- [REQUIRED WORK]: Write out the listing below again, precisely as it is given.

Part of a data file

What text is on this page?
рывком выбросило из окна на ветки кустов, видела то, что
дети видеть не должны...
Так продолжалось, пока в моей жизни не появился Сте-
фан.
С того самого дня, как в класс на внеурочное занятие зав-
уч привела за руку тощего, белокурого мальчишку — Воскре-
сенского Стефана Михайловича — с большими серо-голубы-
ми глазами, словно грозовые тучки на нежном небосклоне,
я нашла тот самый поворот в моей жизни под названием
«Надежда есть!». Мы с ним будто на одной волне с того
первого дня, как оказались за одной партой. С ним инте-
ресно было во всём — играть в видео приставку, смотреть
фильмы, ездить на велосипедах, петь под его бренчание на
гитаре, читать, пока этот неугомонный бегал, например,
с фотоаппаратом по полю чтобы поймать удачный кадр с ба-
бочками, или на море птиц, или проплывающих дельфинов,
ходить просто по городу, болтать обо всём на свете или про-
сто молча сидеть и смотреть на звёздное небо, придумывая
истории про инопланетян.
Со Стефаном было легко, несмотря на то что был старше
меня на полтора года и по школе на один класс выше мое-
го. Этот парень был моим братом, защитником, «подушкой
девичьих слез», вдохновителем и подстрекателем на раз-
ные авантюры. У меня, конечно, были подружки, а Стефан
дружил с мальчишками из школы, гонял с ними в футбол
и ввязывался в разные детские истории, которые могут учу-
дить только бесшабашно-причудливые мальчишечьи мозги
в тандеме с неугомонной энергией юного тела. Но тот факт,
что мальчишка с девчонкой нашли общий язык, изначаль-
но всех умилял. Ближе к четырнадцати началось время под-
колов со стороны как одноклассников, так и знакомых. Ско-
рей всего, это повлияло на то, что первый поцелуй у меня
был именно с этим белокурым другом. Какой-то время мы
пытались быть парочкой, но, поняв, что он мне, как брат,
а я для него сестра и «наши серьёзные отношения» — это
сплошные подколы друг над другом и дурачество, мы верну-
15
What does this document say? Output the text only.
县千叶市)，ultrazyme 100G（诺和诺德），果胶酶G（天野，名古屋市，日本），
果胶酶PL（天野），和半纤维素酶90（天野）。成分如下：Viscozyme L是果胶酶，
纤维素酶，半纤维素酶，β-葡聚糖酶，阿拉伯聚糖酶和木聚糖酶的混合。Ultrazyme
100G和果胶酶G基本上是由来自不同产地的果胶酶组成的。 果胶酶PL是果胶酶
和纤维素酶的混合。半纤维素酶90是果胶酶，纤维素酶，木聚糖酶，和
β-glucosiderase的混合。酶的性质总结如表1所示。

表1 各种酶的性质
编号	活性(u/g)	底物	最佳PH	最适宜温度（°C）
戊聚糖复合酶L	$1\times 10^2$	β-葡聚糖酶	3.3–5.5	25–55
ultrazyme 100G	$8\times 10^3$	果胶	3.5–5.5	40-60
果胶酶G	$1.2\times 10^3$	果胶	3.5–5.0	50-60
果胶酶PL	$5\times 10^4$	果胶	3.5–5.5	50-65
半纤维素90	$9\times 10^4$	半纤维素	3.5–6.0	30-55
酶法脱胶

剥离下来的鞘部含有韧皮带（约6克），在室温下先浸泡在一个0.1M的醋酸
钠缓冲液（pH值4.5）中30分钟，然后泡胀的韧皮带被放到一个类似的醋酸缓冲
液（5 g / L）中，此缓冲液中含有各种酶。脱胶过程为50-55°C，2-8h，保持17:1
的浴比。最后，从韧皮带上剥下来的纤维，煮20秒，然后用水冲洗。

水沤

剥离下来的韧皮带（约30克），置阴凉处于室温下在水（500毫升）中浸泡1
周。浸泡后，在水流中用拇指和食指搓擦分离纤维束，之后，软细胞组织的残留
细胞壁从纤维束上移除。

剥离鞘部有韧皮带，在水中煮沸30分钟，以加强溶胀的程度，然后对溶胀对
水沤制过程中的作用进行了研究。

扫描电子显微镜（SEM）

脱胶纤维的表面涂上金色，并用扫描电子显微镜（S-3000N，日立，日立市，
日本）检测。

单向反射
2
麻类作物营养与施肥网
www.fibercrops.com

- [THE RESPONSE]:
What text is on this page?
рывком выбросило из окна на ветки кустов, видела то, что
дети видеть не должны...
Так продолжалось, пока в моей жизни не появился Сте-
фан.
С того самого дня, как в класс на внеурочное занятие зав-
уч привела за руку тощего, белокурого мальчишку — Воскре-
сенского Стефана Михайловича — с большими серо-голубы-
ми глазами, словно грозовые тучки на нежном небосклоне,
я нашла тот самый поворот в моей жизни под названием
«Надежда есть!». Мы с ним будто на одной волне с того
первого дня, как оказались за одной партой. С ним инте-
ресно было во всём — играть в видео приставку, смотреть
фильмы, ездить на велосипедах, петь под его бренчание на
гитаре, читать, пока этот неугомонный бегал, например,
с фотоаппаратом по полю чтобы поймать удачный кадр с ба-
бочками, или на море птиц, или проплывающих дельфинов,
ходить просто по городу, болтать обо всём на свете или про-
сто молча сидеть и смотреть на звёздное небо, придумывая
истории про инопланетян.
Со Стефаном было легко, несмотря на то что был старше
меня на полтора года и по школе на один класс выше мое-
го. Этот парень был моим братом, защитником, «подушкой
девичьих слез», вдохновителем и подстрекателем на раз-
ные авантюры. У меня, конечно, были подружки, а Стефан
дружил с мальчишками из школы, гонял с ними в футбол
и ввязывался в разные детские истории, которые могут учу-
дить только бесшабашно-причудливые мальчишечьи мозги
в тандеме с неугомонной энергией юного тела. Но тот факт,
что мальчишка с девчонкой нашли общий язык, изначаль-
но всех умилял. Ближе к четырнадцати началось время под-
колов со стороны как одноклассников, так и знакомых. Ско-
рей всего, это повлияло на то, что первый поцелуй у меня
был именно с этим белокурым другом. Какой-то время мы
пытались быть парочкой, но, поняв, что он мне, как брат,
а я для него сестра и «наши серьёзные отношения» — это
сплошные подколы друг над другом и дурачество, мы верну-
15
What does this document say? Output the text only.
县千叶市)，ultrazyme 100G（诺和诺德），果胶酶G（天野，名古屋市，日本），
果胶酶PL（天野），和半纤维素酶90（天野）。成分如下：Viscozyme L是果胶酶，
纤维素酶，半纤维素酶，β-葡聚糖酶，阿拉伯聚糖酶和木聚糖酶的混合。Ultrazyme
100G和果胶酶G基本上是由来自不同产地的果胶酶组成的。 果胶酶PL是果胶酶
和纤维素酶的混合。半纤维素酶90是果胶酶，纤维素酶，木聚糖酶，和
β-glucosiderase的混合。酶的性质总结如表1所示。

表1 各种酶的性质
编号	活性(u/g)	底物	最佳PH	最适宜温度（°C）
戊聚糖复合酶L	$1\times 10^2$	β-葡聚糖酶	3.3–5.5	25–55
ultrazyme 100G	$8\times 10^3$	果胶	3.5–5.5	40-60
果胶酶G	$1.2\times 10^3$	果胶	3.5–5.0	50-60
果胶酶PL	$5\times 10^4$	果胶	3.5–5.5	50-65
半纤维素90	$9\times 10^4$	半纤维素	3.5–6.0	30-55
酶法脱胶

剥离下来的鞘部含有韧皮带（约6克），在室温下先浸泡在一个0.1M的醋酸
钠缓冲液（pH值4.5）中30分钟，然后泡胀的韧皮带被放到一个类似的醋酸缓冲
液（5 g / L）中，此缓冲液中含有各种酶。脱胶过程为50-55°C，2-8h，保持17:1
的浴比。最后，从韧皮带上剥下来的纤维，煮20秒，然后用水冲洗。

水沤

剥离下来的韧皮带（约30克），置阴凉处于室温下在水（500毫升）中浸泡1
周。浸泡后，在水流中用拇指和食指搓擦分离纤维束，之后，软细胞组织的残留
细胞壁从纤维束上移除。

剥离鞘部有韧皮带，在水中煮沸30分钟，以加强溶胀的程度，然后对溶胀对
水沤制过程中的作用进行了研究。

扫描电子显微镜（SEM）

脱胶纤维的表面涂上金色，并用扫描电子显微镜（S-3000N，日立，日立市，
日本）检测。

单向反射
2
麻类作物营养与施肥网
www.fibercrops.com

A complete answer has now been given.